[Data items]

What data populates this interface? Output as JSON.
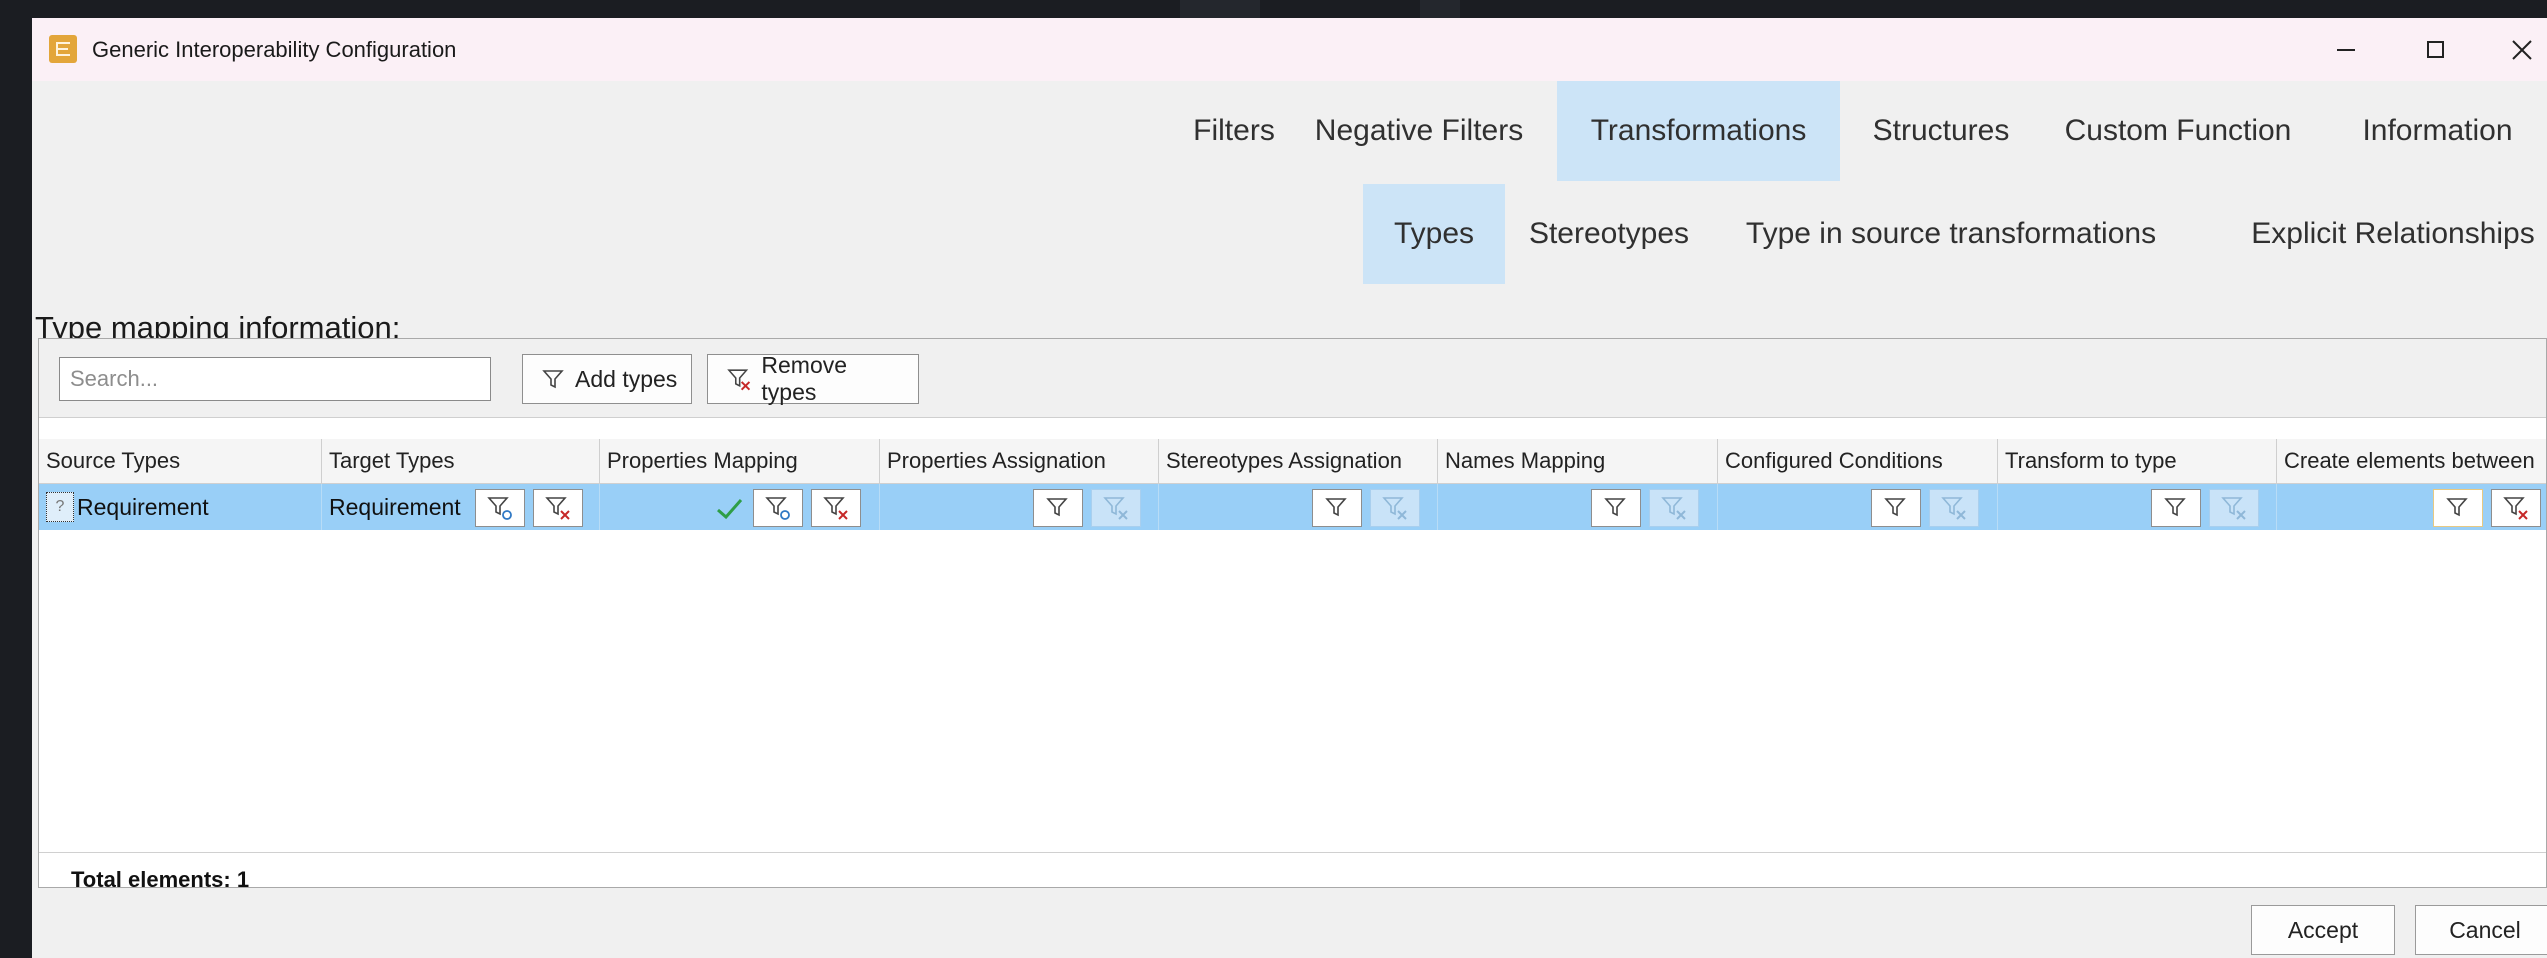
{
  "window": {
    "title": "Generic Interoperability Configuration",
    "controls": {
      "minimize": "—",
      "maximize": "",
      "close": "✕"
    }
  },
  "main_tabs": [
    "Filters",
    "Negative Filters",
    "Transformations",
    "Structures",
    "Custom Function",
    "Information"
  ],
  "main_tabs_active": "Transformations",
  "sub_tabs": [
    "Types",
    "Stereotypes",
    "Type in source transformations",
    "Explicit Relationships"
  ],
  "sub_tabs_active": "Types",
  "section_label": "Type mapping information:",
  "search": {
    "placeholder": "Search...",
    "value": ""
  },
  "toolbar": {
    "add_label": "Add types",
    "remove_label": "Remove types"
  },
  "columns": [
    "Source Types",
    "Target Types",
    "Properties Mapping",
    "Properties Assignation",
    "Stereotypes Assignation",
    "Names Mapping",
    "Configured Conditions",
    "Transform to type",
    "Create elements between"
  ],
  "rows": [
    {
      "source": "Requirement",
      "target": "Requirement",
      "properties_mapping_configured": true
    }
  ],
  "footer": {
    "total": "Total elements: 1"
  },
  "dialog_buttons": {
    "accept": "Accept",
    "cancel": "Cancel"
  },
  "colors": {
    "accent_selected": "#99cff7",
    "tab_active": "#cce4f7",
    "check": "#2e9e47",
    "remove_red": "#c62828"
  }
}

- **What is being asked**:
All of the records above must be copied exactly, except for the pictures.

- **Result of the task**:
What data populates this interface? Output as JSON.
{
  "window": {
    "title": "Generic Interoperability Configuration",
    "controls": {
      "minimize": "—",
      "maximize": "",
      "close": "✕"
    }
  },
  "main_tabs": [
    "Filters",
    "Negative Filters",
    "Transformations",
    "Structures",
    "Custom Function",
    "Information"
  ],
  "main_tabs_active": "Transformations",
  "sub_tabs": [
    "Types",
    "Stereotypes",
    "Type in source transformations",
    "Explicit Relationships"
  ],
  "sub_tabs_active": "Types",
  "section_label": "Type mapping information:",
  "search": {
    "placeholder": "Search...",
    "value": ""
  },
  "toolbar": {
    "add_label": "Add types",
    "remove_label": "Remove types"
  },
  "columns": [
    "Source Types",
    "Target Types",
    "Properties Mapping",
    "Properties Assignation",
    "Stereotypes Assignation",
    "Names Mapping",
    "Configured Conditions",
    "Transform to type",
    "Create elements between"
  ],
  "rows": [
    {
      "source": "Requirement",
      "target": "Requirement",
      "properties_mapping_configured": true
    }
  ],
  "footer": {
    "total": "Total elements: 1"
  },
  "dialog_buttons": {
    "accept": "Accept",
    "cancel": "Cancel"
  },
  "colors": {
    "accent_selected": "#99cff7",
    "tab_active": "#cce4f7",
    "check": "#2e9e47",
    "remove_red": "#c62828"
  }
}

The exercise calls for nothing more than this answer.